→ MATERIAL TO PROCESS:
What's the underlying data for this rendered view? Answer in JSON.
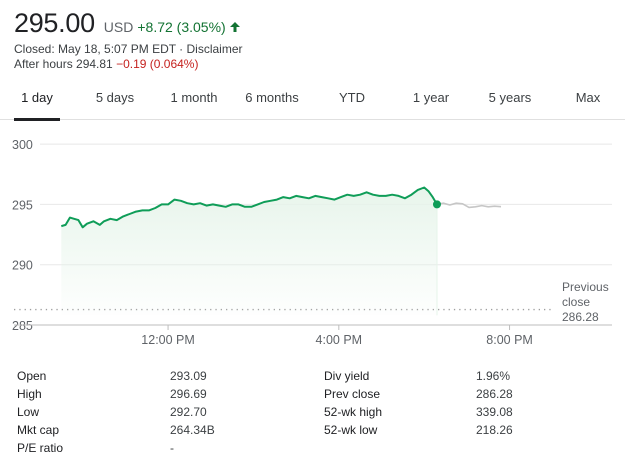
{
  "quote": {
    "price": "295.00",
    "currency": "USD",
    "change": "+8.72 (3.05%)",
    "closed_text": "Closed: May 18, 5:07 PM EDT · Disclaimer",
    "after_hours_label": "After hours 294.81",
    "after_hours_change": "−0.19 (0.064%)",
    "up_color": "#137333",
    "down_color": "#c5221f"
  },
  "tabs": [
    "1 day",
    "5 days",
    "1 month",
    "6 months",
    "YTD",
    "1 year",
    "5 years",
    "Max"
  ],
  "active_tab": "1 day",
  "chart_data": {
    "type": "line",
    "ylim": [
      285,
      301
    ],
    "y_ticks": [
      300,
      295,
      290,
      285
    ],
    "x_range_hours": [
      9.0,
      22.4
    ],
    "x_ticks": [
      {
        "label": "12:00 PM",
        "x": 12
      },
      {
        "label": "4:00 PM",
        "x": 16
      },
      {
        "label": "8:00 PM",
        "x": 20
      }
    ],
    "previous_close": {
      "label": "Previous close",
      "value": "286.28",
      "y": 286.28
    },
    "series": [
      {
        "session": "regular",
        "color": "#0f9d58",
        "points": [
          [
            9.5,
            293.2
          ],
          [
            9.6,
            293.3
          ],
          [
            9.7,
            293.9
          ],
          [
            9.8,
            293.8
          ],
          [
            9.9,
            293.7
          ],
          [
            10.0,
            293.1
          ],
          [
            10.1,
            293.4
          ],
          [
            10.25,
            293.6
          ],
          [
            10.4,
            293.3
          ],
          [
            10.5,
            293.6
          ],
          [
            10.65,
            293.8
          ],
          [
            10.8,
            293.7
          ],
          [
            10.95,
            294.0
          ],
          [
            11.1,
            294.2
          ],
          [
            11.25,
            294.4
          ],
          [
            11.4,
            294.5
          ],
          [
            11.55,
            294.5
          ],
          [
            11.7,
            294.7
          ],
          [
            11.85,
            295.0
          ],
          [
            12.0,
            295.0
          ],
          [
            12.15,
            295.4
          ],
          [
            12.3,
            295.3
          ],
          [
            12.45,
            295.1
          ],
          [
            12.6,
            295.0
          ],
          [
            12.75,
            295.1
          ],
          [
            12.9,
            294.9
          ],
          [
            13.05,
            295.0
          ],
          [
            13.2,
            294.9
          ],
          [
            13.35,
            294.8
          ],
          [
            13.5,
            295.0
          ],
          [
            13.65,
            295.0
          ],
          [
            13.8,
            294.8
          ],
          [
            13.95,
            294.8
          ],
          [
            14.1,
            295.0
          ],
          [
            14.25,
            295.2
          ],
          [
            14.4,
            295.3
          ],
          [
            14.55,
            295.4
          ],
          [
            14.7,
            295.6
          ],
          [
            14.85,
            295.5
          ],
          [
            15.0,
            295.7
          ],
          [
            15.15,
            295.6
          ],
          [
            15.3,
            295.5
          ],
          [
            15.45,
            295.7
          ],
          [
            15.6,
            295.6
          ],
          [
            15.75,
            295.5
          ],
          [
            15.9,
            295.4
          ],
          [
            16.05,
            295.6
          ],
          [
            16.2,
            295.8
          ],
          [
            16.35,
            295.7
          ],
          [
            16.5,
            295.8
          ],
          [
            16.65,
            296.0
          ],
          [
            16.8,
            295.8
          ],
          [
            16.95,
            295.7
          ],
          [
            17.1,
            295.7
          ],
          [
            17.25,
            295.8
          ],
          [
            17.4,
            295.7
          ],
          [
            17.55,
            295.5
          ],
          [
            17.7,
            295.8
          ],
          [
            17.85,
            296.2
          ],
          [
            18.0,
            296.4
          ],
          [
            18.1,
            296.1
          ],
          [
            18.2,
            295.6
          ],
          [
            18.3,
            295.0
          ]
        ]
      },
      {
        "session": "after-hours",
        "color": "#c6c6c6",
        "points": [
          [
            18.3,
            295.0
          ],
          [
            18.45,
            295.1
          ],
          [
            18.6,
            294.95
          ],
          [
            18.75,
            295.1
          ],
          [
            18.9,
            295.05
          ],
          [
            19.05,
            294.75
          ],
          [
            19.2,
            294.8
          ],
          [
            19.35,
            294.9
          ],
          [
            19.5,
            294.8
          ],
          [
            19.65,
            294.85
          ],
          [
            19.8,
            294.81
          ]
        ]
      }
    ],
    "last_point": [
      18.3,
      295.0
    ]
  },
  "stats": [
    {
      "left_label": "Open",
      "left_value": "293.09",
      "right_label": "Div yield",
      "right_value": "1.96%"
    },
    {
      "left_label": "High",
      "left_value": "296.69",
      "right_label": "Prev close",
      "right_value": "286.28"
    },
    {
      "left_label": "Low",
      "left_value": "292.70",
      "right_label": "52-wk high",
      "right_value": "339.08"
    },
    {
      "left_label": "Mkt cap",
      "left_value": "264.34B",
      "right_label": "52-wk low",
      "right_value": "218.26"
    },
    {
      "left_label": "P/E ratio",
      "left_value": "-",
      "right_label": "",
      "right_value": ""
    }
  ]
}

→ PROBLEM DESCRIPTION:
Repeat the lines above exactly, and keep every picture out.

→ CORRECT RESPONSE:
What's the underlying data for this rendered view? Answer in JSON.
{
  "quote": {
    "price": "295.00",
    "currency": "USD",
    "change": "+8.72 (3.05%)",
    "closed_text": "Closed: May 18, 5:07 PM EDT · Disclaimer",
    "after_hours_label": "After hours 294.81",
    "after_hours_change": "−0.19 (0.064%)",
    "up_color": "#137333",
    "down_color": "#c5221f"
  },
  "tabs": [
    "1 day",
    "5 days",
    "1 month",
    "6 months",
    "YTD",
    "1 year",
    "5 years",
    "Max"
  ],
  "active_tab": "1 day",
  "chart_data": {
    "type": "line",
    "ylim": [
      285,
      301
    ],
    "y_ticks": [
      300,
      295,
      290,
      285
    ],
    "x_range_hours": [
      9.0,
      22.4
    ],
    "x_ticks": [
      {
        "label": "12:00 PM",
        "x": 12
      },
      {
        "label": "4:00 PM",
        "x": 16
      },
      {
        "label": "8:00 PM",
        "x": 20
      }
    ],
    "previous_close": {
      "label": "Previous close",
      "value": "286.28",
      "y": 286.28
    },
    "series": [
      {
        "session": "regular",
        "color": "#0f9d58",
        "points": [
          [
            9.5,
            293.2
          ],
          [
            9.6,
            293.3
          ],
          [
            9.7,
            293.9
          ],
          [
            9.8,
            293.8
          ],
          [
            9.9,
            293.7
          ],
          [
            10.0,
            293.1
          ],
          [
            10.1,
            293.4
          ],
          [
            10.25,
            293.6
          ],
          [
            10.4,
            293.3
          ],
          [
            10.5,
            293.6
          ],
          [
            10.65,
            293.8
          ],
          [
            10.8,
            293.7
          ],
          [
            10.95,
            294.0
          ],
          [
            11.1,
            294.2
          ],
          [
            11.25,
            294.4
          ],
          [
            11.4,
            294.5
          ],
          [
            11.55,
            294.5
          ],
          [
            11.7,
            294.7
          ],
          [
            11.85,
            295.0
          ],
          [
            12.0,
            295.0
          ],
          [
            12.15,
            295.4
          ],
          [
            12.3,
            295.3
          ],
          [
            12.45,
            295.1
          ],
          [
            12.6,
            295.0
          ],
          [
            12.75,
            295.1
          ],
          [
            12.9,
            294.9
          ],
          [
            13.05,
            295.0
          ],
          [
            13.2,
            294.9
          ],
          [
            13.35,
            294.8
          ],
          [
            13.5,
            295.0
          ],
          [
            13.65,
            295.0
          ],
          [
            13.8,
            294.8
          ],
          [
            13.95,
            294.8
          ],
          [
            14.1,
            295.0
          ],
          [
            14.25,
            295.2
          ],
          [
            14.4,
            295.3
          ],
          [
            14.55,
            295.4
          ],
          [
            14.7,
            295.6
          ],
          [
            14.85,
            295.5
          ],
          [
            15.0,
            295.7
          ],
          [
            15.15,
            295.6
          ],
          [
            15.3,
            295.5
          ],
          [
            15.45,
            295.7
          ],
          [
            15.6,
            295.6
          ],
          [
            15.75,
            295.5
          ],
          [
            15.9,
            295.4
          ],
          [
            16.05,
            295.6
          ],
          [
            16.2,
            295.8
          ],
          [
            16.35,
            295.7
          ],
          [
            16.5,
            295.8
          ],
          [
            16.65,
            296.0
          ],
          [
            16.8,
            295.8
          ],
          [
            16.95,
            295.7
          ],
          [
            17.1,
            295.7
          ],
          [
            17.25,
            295.8
          ],
          [
            17.4,
            295.7
          ],
          [
            17.55,
            295.5
          ],
          [
            17.7,
            295.8
          ],
          [
            17.85,
            296.2
          ],
          [
            18.0,
            296.4
          ],
          [
            18.1,
            296.1
          ],
          [
            18.2,
            295.6
          ],
          [
            18.3,
            295.0
          ]
        ]
      },
      {
        "session": "after-hours",
        "color": "#c6c6c6",
        "points": [
          [
            18.3,
            295.0
          ],
          [
            18.45,
            295.1
          ],
          [
            18.6,
            294.95
          ],
          [
            18.75,
            295.1
          ],
          [
            18.9,
            295.05
          ],
          [
            19.05,
            294.75
          ],
          [
            19.2,
            294.8
          ],
          [
            19.35,
            294.9
          ],
          [
            19.5,
            294.8
          ],
          [
            19.65,
            294.85
          ],
          [
            19.8,
            294.81
          ]
        ]
      }
    ],
    "last_point": [
      18.3,
      295.0
    ]
  },
  "stats": [
    {
      "left_label": "Open",
      "left_value": "293.09",
      "right_label": "Div yield",
      "right_value": "1.96%"
    },
    {
      "left_label": "High",
      "left_value": "296.69",
      "right_label": "Prev close",
      "right_value": "286.28"
    },
    {
      "left_label": "Low",
      "left_value": "292.70",
      "right_label": "52-wk high",
      "right_value": "339.08"
    },
    {
      "left_label": "Mkt cap",
      "left_value": "264.34B",
      "right_label": "52-wk low",
      "right_value": "218.26"
    },
    {
      "left_label": "P/E ratio",
      "left_value": "-",
      "right_label": "",
      "right_value": ""
    }
  ]
}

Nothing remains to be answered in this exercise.